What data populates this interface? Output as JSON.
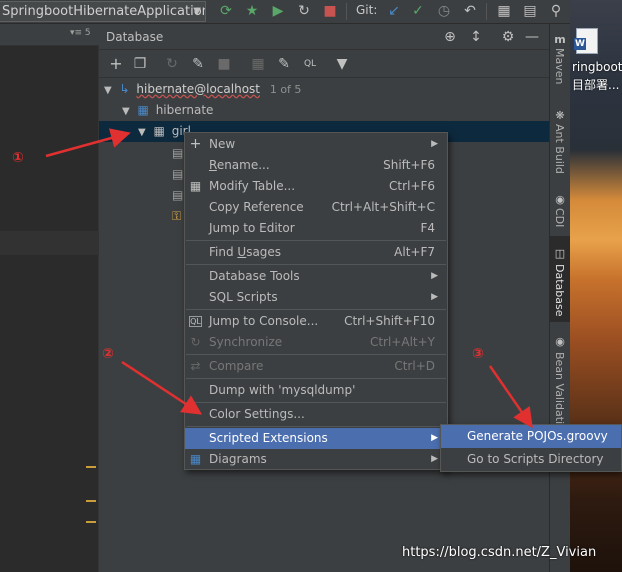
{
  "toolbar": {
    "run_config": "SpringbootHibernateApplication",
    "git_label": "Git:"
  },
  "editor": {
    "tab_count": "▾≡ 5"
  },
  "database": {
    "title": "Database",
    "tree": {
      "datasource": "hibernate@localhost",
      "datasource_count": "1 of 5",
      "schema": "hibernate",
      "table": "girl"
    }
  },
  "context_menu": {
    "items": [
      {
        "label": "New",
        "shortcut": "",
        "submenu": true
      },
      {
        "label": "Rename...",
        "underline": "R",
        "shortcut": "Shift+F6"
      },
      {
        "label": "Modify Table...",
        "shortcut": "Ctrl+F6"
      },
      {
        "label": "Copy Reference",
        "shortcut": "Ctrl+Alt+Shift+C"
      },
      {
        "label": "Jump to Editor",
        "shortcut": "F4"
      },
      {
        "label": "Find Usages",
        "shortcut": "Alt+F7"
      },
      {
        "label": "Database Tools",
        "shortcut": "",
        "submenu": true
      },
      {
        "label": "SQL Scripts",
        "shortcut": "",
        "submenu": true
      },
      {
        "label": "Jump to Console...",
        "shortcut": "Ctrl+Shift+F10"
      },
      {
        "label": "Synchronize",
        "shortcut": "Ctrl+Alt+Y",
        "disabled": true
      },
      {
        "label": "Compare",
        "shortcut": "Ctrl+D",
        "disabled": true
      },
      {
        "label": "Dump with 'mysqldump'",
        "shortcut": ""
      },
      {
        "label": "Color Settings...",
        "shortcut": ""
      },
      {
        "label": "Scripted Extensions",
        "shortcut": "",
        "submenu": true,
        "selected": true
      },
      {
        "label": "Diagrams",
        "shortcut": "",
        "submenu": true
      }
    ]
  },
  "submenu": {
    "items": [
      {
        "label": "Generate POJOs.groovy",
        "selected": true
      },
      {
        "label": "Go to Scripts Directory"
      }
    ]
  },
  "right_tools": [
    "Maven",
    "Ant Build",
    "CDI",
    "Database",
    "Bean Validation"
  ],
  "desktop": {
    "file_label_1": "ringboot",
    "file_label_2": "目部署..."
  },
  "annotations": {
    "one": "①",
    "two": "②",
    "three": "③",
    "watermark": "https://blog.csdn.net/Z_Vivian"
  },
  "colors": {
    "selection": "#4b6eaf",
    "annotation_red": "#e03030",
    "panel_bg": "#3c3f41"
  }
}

____________________

Problem to solve
Set the entries down again exactly. Do not include the images.

Answer in full
What data populates this interface? Output as JSON.
{
  "toolbar": {
    "run_config": "SpringbootHibernateApplication",
    "git_label": "Git:"
  },
  "editor": {
    "tab_count": "▾≡ 5"
  },
  "database": {
    "title": "Database",
    "tree": {
      "datasource": "hibernate@localhost",
      "datasource_count": "1 of 5",
      "schema": "hibernate",
      "table": "girl"
    }
  },
  "context_menu": {
    "items": [
      {
        "label": "New",
        "shortcut": "",
        "submenu": true
      },
      {
        "label": "Rename...",
        "underline": "R",
        "shortcut": "Shift+F6"
      },
      {
        "label": "Modify Table...",
        "shortcut": "Ctrl+F6"
      },
      {
        "label": "Copy Reference",
        "shortcut": "Ctrl+Alt+Shift+C"
      },
      {
        "label": "Jump to Editor",
        "shortcut": "F4"
      },
      {
        "label": "Find Usages",
        "shortcut": "Alt+F7"
      },
      {
        "label": "Database Tools",
        "shortcut": "",
        "submenu": true
      },
      {
        "label": "SQL Scripts",
        "shortcut": "",
        "submenu": true
      },
      {
        "label": "Jump to Console...",
        "shortcut": "Ctrl+Shift+F10"
      },
      {
        "label": "Synchronize",
        "shortcut": "Ctrl+Alt+Y",
        "disabled": true
      },
      {
        "label": "Compare",
        "shortcut": "Ctrl+D",
        "disabled": true
      },
      {
        "label": "Dump with 'mysqldump'",
        "shortcut": ""
      },
      {
        "label": "Color Settings...",
        "shortcut": ""
      },
      {
        "label": "Scripted Extensions",
        "shortcut": "",
        "submenu": true,
        "selected": true
      },
      {
        "label": "Diagrams",
        "shortcut": "",
        "submenu": true
      }
    ]
  },
  "submenu": {
    "items": [
      {
        "label": "Generate POJOs.groovy",
        "selected": true
      },
      {
        "label": "Go to Scripts Directory"
      }
    ]
  },
  "right_tools": [
    "Maven",
    "Ant Build",
    "CDI",
    "Database",
    "Bean Validation"
  ],
  "desktop": {
    "file_label_1": "ringboot",
    "file_label_2": "目部署..."
  },
  "annotations": {
    "one": "①",
    "two": "②",
    "three": "③",
    "watermark": "https://blog.csdn.net/Z_Vivian"
  },
  "colors": {
    "selection": "#4b6eaf",
    "annotation_red": "#e03030",
    "panel_bg": "#3c3f41"
  }
}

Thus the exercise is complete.